Pull out all lines from the listing below in which the word "this" appears.

[START RECORD SET]

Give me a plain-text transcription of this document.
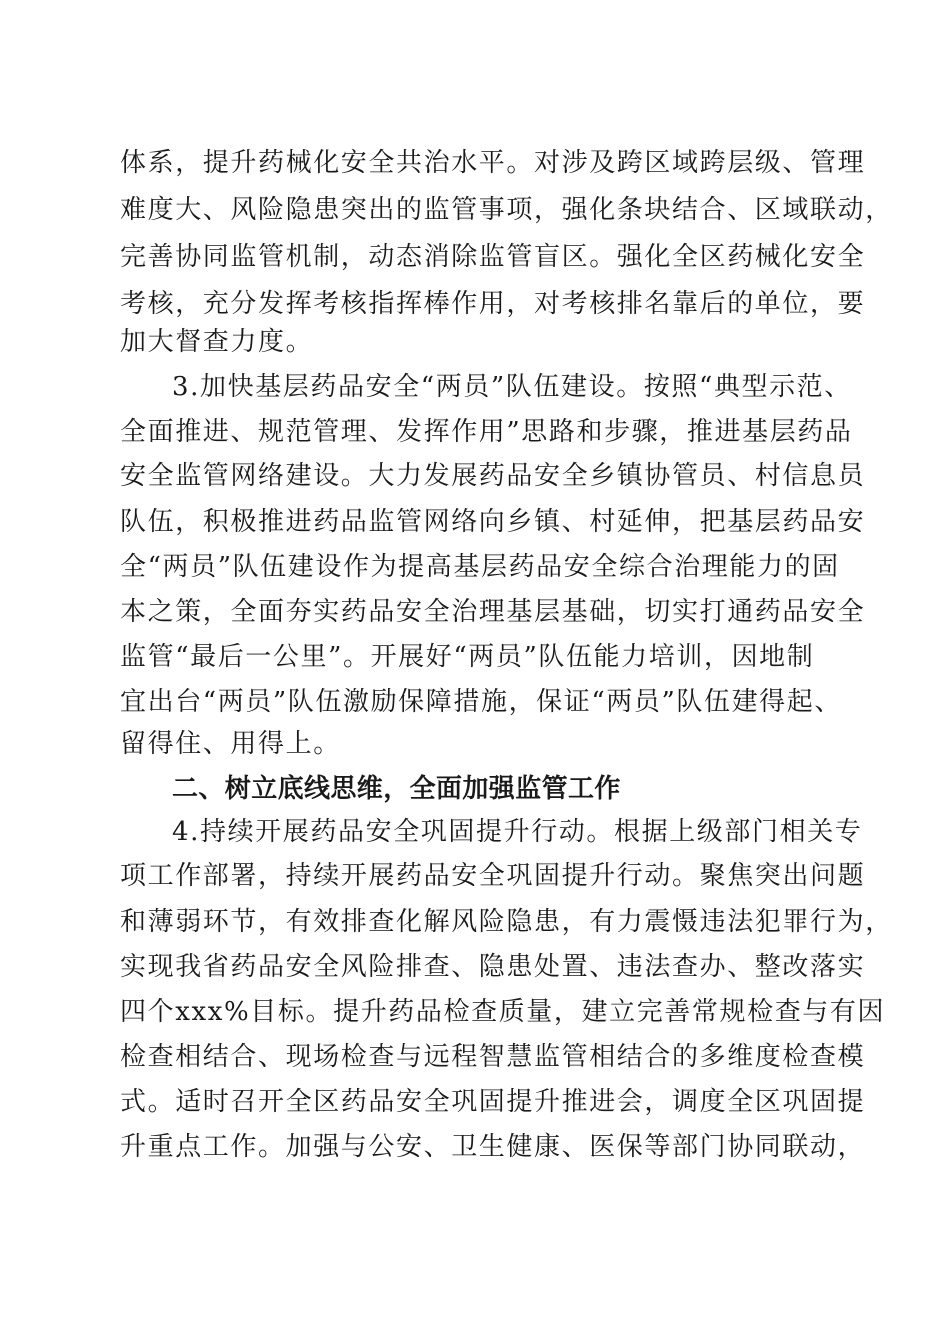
体系，提升药械化安全共治水平。对涉及跨区域跨层级、管理
难度大、风险隐患突出的监管事项，强化条块结合、区域联动，
完善协同监管机制，动态消除监管盲区。强化全区药械化安全
考核，充分发挥考核指挥棒作用，对考核排名靠后的单位，要
加大督查力度。
3.加快基层药品安全“两员”队伍建设。按照“典型示范、
全面推进、规范管理、发挥作用”思路和步骤，推进基层药品
安全监管网络建设。大力发展药品安全乡镇协管员、村信息员
队伍，积极推进药品监管网络向乡镇、村延伸，把基层药品安
全“两员”队伍建设作为提高基层药品安全综合治理能力的固
本之策，全面夯实药品安全治理基层基础，切实打通药品安全
监管“最后一公里”。开展好“两员”队伍能力培训，因地制
宜出台“两员”队伍激励保障措施，保证“两员”队伍建得起、
留得住、用得上。
二、树立底线思维，全面加强监管工作
4.持续开展药品安全巩固提升行动。根据上级部门相关专
项工作部署，持续开展药品安全巩固提升行动。聚焦突出问题
和薄弱环节，有效排查化解风险隐患，有力震慑违法犯罪行为，
实现我省药品安全风险排查、隐患处置、违法查办、整改落实
四个xxx%目标。提升药品检查质量，建立完善常规检查与有因
检查相结合、现场检查与远程智慧监管相结合的多维度检查模
式。适时召开全区药品安全巩固提升推进会，调度全区巩固提
升重点工作。加强与公安、卫生健康、医保等部门协同联动，
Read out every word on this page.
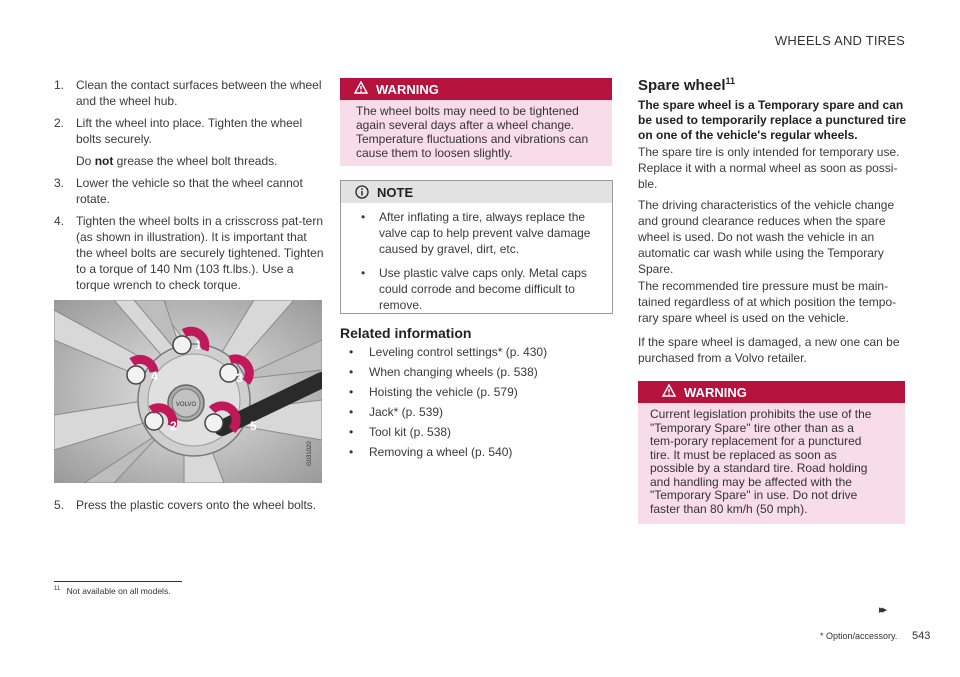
WHEELS AND TIRES
1. Clean the contact surfaces between the wheel and the wheel hub.
2. Lift the wheel into place. Tighten the wheel bolts securely.
Do not grease the wheel bolt threads.
3. Lower the vehicle so that the wheel cannot rotate.
4. Tighten the wheel bolts in a crisscross pat-tern (as shown in illustration). It is important that the wheel bolts are securely tightened. Tighten to a torque of 140 Nm (103 ft.lbs.). Use a torque wrench to check torque.
VOLVO
1
2
3
4
5
G031020
5. Press the plastic covers onto the wheel bolts.
WARNING
The wheel bolts may need to be tightened again several days after a wheel change. Temperature fluctuations and vibrations can cause them to loosen slightly.
NOTE
• After inflating a tire, always replace the valve cap to help prevent valve damage caused by gravel, dirt, etc.
• Use plastic valve caps only. Metal caps could corrode and become difficult to remove.
Related information
• Leveling control settings* (p. 430)
• When changing wheels (p. 538)
• Hoisting the vehicle (p. 579)
• Jack* (p. 539)
• Tool kit (p. 538)
• Removing a wheel (p. 540)
Spare wheel$^{11}$
The spare wheel is a Temporary spare and can be used to temporarily replace a punctured tire on one of the vehicle's regular wheels.
The spare tire is only intended for temporary use. Replace it with a normal wheel as soon as possi-ble.
The driving characteristics of the vehicle change and ground clearance reduces when the spare wheel is used. Do not wash the vehicle in an automatic car wash while using the Temporary Spare.
The recommended tire pressure must be main-tained regardless of at which position the tempo-rary spare wheel is used on the vehicle.
If the spare wheel is damaged, a new one can be purchased from a Volvo retailer.
WARNING
Current legislation prohibits the use of the "Temporary Spare" tire other than as a tem-porary replacement for a punctured tire. It must be replaced as soon as possible by a standard tire. Road holding and handling may be affected with the "Temporary Spare" in use. Do not drive faster than 80 km/h (50 mph).
$^{11}$ Not available on all models.
▸▸
* Option/accessory. 543
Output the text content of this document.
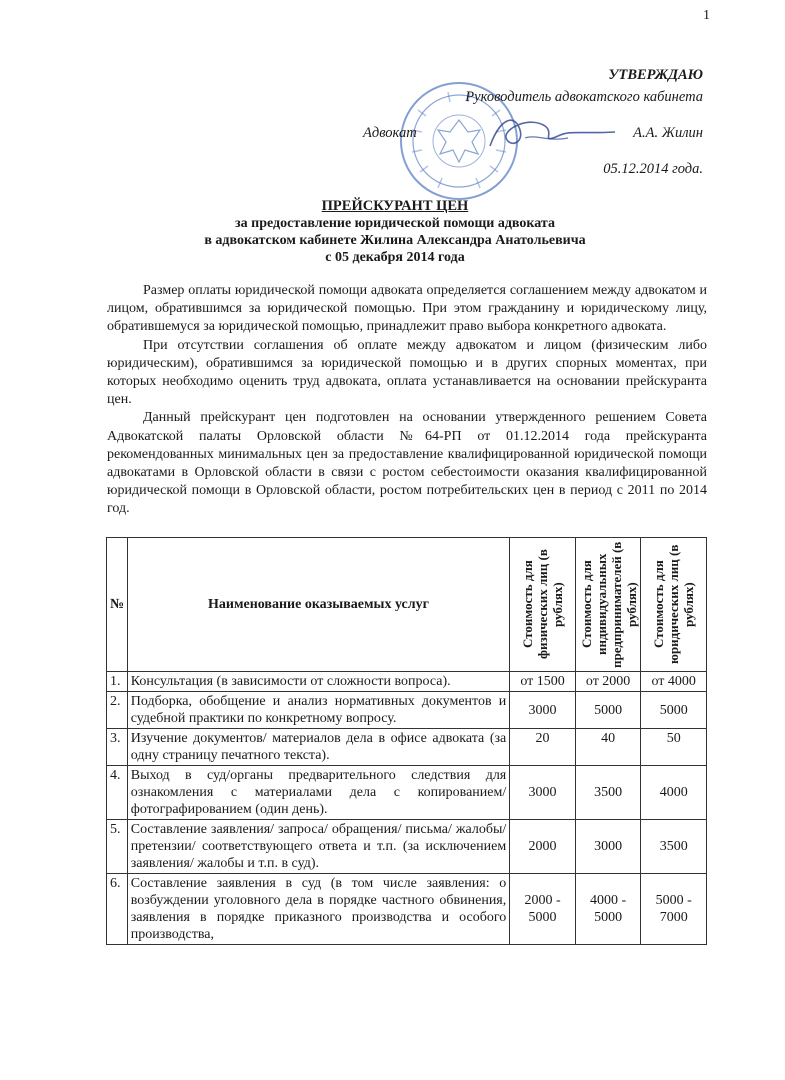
1
УТВЕРЖДАЮ
Руководитель адвокатского кабинета
Адвокат	А.А. Жилин
05.12.2014 года.
ПРЕЙСКУРАНТ ЦЕН
за предоставление юридической помощи адвоката
в адвокатском кабинете Жилина Александра Анатольевича
с 05 декабря 2014 года

Размер оплаты юридической помощи адвоката определяется соглашением между адвокатом и лицом, обратившимся за юридической помощью. При этом гражданину и юридическому лицу, обратившемуся за юридической помощью, принадлежит право выбора конкретного адвоката.

При отсутствии соглашения об оплате между адвокатом и лицом (физическим либо юридическим), обратившимся за юридической помощью и в других спорных моментах, при которых необходимо оценить труд адвоката, оплата устанавливается на основании прейскуранта цен.

Данный прейскурант цен подготовлен на основании утвержденного решением Совета Адвокатской палаты Орловской области №64-РП от 01.12.2014 года прейскуранта рекомендованных минимальных цен за предоставление квалифицированной юридической помощи адвокатами в Орловской области в связи с ростом себестоимости оказания квалифицированной юридической помощи в Орловской области, ростом потребительских цен в период с 2011 по 2014 год.

№	Наименование оказываемых услуг	Стоимость для физических лиц (в рублях)	Стоимость для индивидуальных предпринимателей (в рублях)	Стоимость для юридических лиц (в рублях)

1.	Консультация (в зависимости от сложности вопроса).	от 1500	от 2000	от 4000
2.	Подборка, обобщение и анализ нормативных документов и судебной практики по конкретному вопросу.	3000	5000	5000
3.	Изучение документов/ материалов дела в офисе адвоката (за одну страницу печатного текста).	20	40	50
4.	Выход в суд/органы предварительного следствия для ознакомления с материалами дела с копированием/фотографированием (один день).	3000	3500	4000
5.	Составление заявления/ запроса/ обращения/ письма/ жалобы/ претензии/ соответствующего ответа и т.п. (за исключением заявления/ жалобы и т.п. в суд).	2000	3000	3500
6.	Составление заявления в суд (в том числе заявления: о возбуждении уголовного дела в порядке частного обвинения, заявления в порядке приказного производства и особого производства,	2000 - 5000	4000 - 5000	5000 - 7000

[END RECORD SET]

[WORKED ANSWER]
Give me a plain-text transcription of this document.
Read out every word on this page.
Output the text content of this document.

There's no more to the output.